AIM
Exact reproduction is required for all entries.

STORED DATA
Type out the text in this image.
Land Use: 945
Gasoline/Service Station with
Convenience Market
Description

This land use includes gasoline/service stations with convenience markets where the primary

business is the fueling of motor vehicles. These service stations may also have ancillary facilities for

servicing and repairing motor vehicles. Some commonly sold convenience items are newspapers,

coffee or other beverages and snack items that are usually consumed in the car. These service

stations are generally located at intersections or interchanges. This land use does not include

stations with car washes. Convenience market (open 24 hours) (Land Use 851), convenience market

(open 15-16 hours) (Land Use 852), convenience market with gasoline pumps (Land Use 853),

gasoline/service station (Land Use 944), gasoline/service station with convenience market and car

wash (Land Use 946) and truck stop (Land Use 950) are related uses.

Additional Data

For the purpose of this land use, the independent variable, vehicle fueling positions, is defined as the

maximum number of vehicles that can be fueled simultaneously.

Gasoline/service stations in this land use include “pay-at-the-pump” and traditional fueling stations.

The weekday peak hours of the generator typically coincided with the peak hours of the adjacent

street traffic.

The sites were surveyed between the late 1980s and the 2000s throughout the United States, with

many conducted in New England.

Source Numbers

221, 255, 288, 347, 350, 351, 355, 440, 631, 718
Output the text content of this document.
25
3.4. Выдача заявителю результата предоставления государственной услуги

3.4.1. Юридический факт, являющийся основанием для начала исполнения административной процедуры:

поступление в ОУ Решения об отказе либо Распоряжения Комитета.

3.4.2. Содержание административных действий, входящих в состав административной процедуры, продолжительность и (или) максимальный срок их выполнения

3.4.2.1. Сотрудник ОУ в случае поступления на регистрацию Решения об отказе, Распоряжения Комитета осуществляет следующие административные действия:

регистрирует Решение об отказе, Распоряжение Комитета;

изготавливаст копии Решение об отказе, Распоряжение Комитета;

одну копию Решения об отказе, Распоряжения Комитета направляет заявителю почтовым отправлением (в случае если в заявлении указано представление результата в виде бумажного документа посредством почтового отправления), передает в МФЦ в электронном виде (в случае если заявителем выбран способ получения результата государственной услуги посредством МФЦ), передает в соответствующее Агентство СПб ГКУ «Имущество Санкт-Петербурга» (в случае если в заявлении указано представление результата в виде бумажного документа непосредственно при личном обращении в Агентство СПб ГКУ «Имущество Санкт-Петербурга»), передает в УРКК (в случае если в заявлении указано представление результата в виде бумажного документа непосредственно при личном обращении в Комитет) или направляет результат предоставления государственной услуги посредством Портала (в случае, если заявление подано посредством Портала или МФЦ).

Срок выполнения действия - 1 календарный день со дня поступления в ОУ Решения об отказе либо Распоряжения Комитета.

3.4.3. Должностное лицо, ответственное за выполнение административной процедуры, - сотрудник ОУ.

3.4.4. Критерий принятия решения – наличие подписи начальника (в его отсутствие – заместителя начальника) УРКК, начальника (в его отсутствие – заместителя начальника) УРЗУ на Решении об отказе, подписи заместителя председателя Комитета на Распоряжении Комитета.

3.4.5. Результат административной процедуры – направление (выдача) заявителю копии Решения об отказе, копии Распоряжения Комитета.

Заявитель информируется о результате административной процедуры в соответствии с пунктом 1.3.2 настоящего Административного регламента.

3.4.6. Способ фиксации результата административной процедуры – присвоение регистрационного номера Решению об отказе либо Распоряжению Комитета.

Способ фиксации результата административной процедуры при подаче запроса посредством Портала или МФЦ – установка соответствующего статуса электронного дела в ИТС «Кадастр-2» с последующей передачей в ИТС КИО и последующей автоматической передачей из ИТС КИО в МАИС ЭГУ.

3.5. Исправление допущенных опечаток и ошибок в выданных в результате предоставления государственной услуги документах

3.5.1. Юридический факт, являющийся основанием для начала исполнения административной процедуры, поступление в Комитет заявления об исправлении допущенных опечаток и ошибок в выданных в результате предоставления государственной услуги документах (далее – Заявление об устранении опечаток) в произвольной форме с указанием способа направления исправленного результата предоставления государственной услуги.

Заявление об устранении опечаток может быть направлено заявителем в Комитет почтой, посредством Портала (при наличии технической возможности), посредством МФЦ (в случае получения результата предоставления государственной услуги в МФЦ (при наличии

EXERCISE OUTPUT
Type out the text in this image.
Land Use: 945
Gasoline/Service Station with
Convenience Market
Description

This land use includes gasoline/service stations with convenience markets where the primary

business is the fueling of motor vehicles. These service stations may also have ancillary facilities for

servicing and repairing motor vehicles. Some commonly sold convenience items are newspapers,

coffee or other beverages and snack items that are usually consumed in the car. These service

stations are generally located at intersections or interchanges. This land use does not include

stations with car washes. Convenience market (open 24 hours) (Land Use 851), convenience market

(open 15-16 hours) (Land Use 852), convenience market with gasoline pumps (Land Use 853),

gasoline/service station (Land Use 944), gasoline/service station with convenience market and car

wash (Land Use 946) and truck stop (Land Use 950) are related uses.

Additional Data

For the purpose of this land use, the independent variable, vehicle fueling positions, is defined as the

maximum number of vehicles that can be fueled simultaneously.

Gasoline/service stations in this land use include “pay-at-the-pump” and traditional fueling stations.

The weekday peak hours of the generator typically coincided with the peak hours of the adjacent

street traffic.

The sites were surveyed between the late 1980s and the 2000s throughout the United States, with

many conducted in New England.

Source Numbers

221, 255, 288, 347, 350, 351, 355, 440, 631, 718
Output the text content of this document.
25
3.4. Выдача заявителю результата предоставления государственной услуги

3.4.1. Юридический факт, являющийся основанием для начала исполнения административной процедуры:

поступление в ОУ Решения об отказе либо Распоряжения Комитета.

3.4.2. Содержание административных действий, входящих в состав административной процедуры, продолжительность и (или) максимальный срок их выполнения

3.4.2.1. Сотрудник ОУ в случае поступления на регистрацию Решения об отказе, Распоряжения Комитета осуществляет следующие административные действия:

регистрирует Решение об отказе, Распоряжение Комитета;

изготавливаст копии Решение об отказе, Распоряжение Комитета;

одну копию Решения об отказе, Распоряжения Комитета направляет заявителю почтовым отправлением (в случае если в заявлении указано представление результата в виде бумажного документа посредством почтового отправления), передает в МФЦ в электронном виде (в случае если заявителем выбран способ получения результата государственной услуги посредством МФЦ), передает в соответствующее Агентство СПб ГКУ «Имущество Санкт-Петербурга» (в случае если в заявлении указано представление результата в виде бумажного документа непосредственно при личном обращении в Агентство СПб ГКУ «Имущество Санкт-Петербурга»), передает в УРКК (в случае если в заявлении указано представление результата в виде бумажного документа непосредственно при личном обращении в Комитет) или направляет результат предоставления государственной услуги посредством Портала (в случае, если заявление подано посредством Портала или МФЦ).

Срок выполнения действия - 1 календарный день со дня поступления в ОУ Решения об отказе либо Распоряжения Комитета.

3.4.3. Должностное лицо, ответственное за выполнение административной процедуры, - сотрудник ОУ.

3.4.4. Критерий принятия решения – наличие подписи начальника (в его отсутствие – заместителя начальника) УРКК, начальника (в его отсутствие – заместителя начальника) УРЗУ на Решении об отказе, подписи заместителя председателя Комитета на Распоряжении Комитета.

3.4.5. Результат административной процедуры – направление (выдача) заявителю копии Решения об отказе, копии Распоряжения Комитета.

Заявитель информируется о результате административной процедуры в соответствии с пунктом 1.3.2 настоящего Административного регламента.

3.4.6. Способ фиксации результата административной процедуры – присвоение регистрационного номера Решению об отказе либо Распоряжению Комитета.

Способ фиксации результата административной процедуры при подаче запроса посредством Портала или МФЦ – установка соответствующего статуса электронного дела в ИТС «Кадастр-2» с последующей передачей в ИТС КИО и последующей автоматической передачей из ИТС КИО в МАИС ЭГУ.

3.5. Исправление допущенных опечаток и ошибок в выданных в результате предоставления государственной услуги документах

3.5.1. Юридический факт, являющийся основанием для начала исполнения административной процедуры, поступление в Комитет заявления об исправлении допущенных опечаток и ошибок в выданных в результате предоставления государственной услуги документах (далее – Заявление об устранении опечаток) в произвольной форме с указанием способа направления исправленного результата предоставления государственной услуги.

Заявление об устранении опечаток может быть направлено заявителем в Комитет почтой, посредством Портала (при наличии технической возможности), посредством МФЦ (в случае получения результата предоставления государственной услуги в МФЦ (при наличии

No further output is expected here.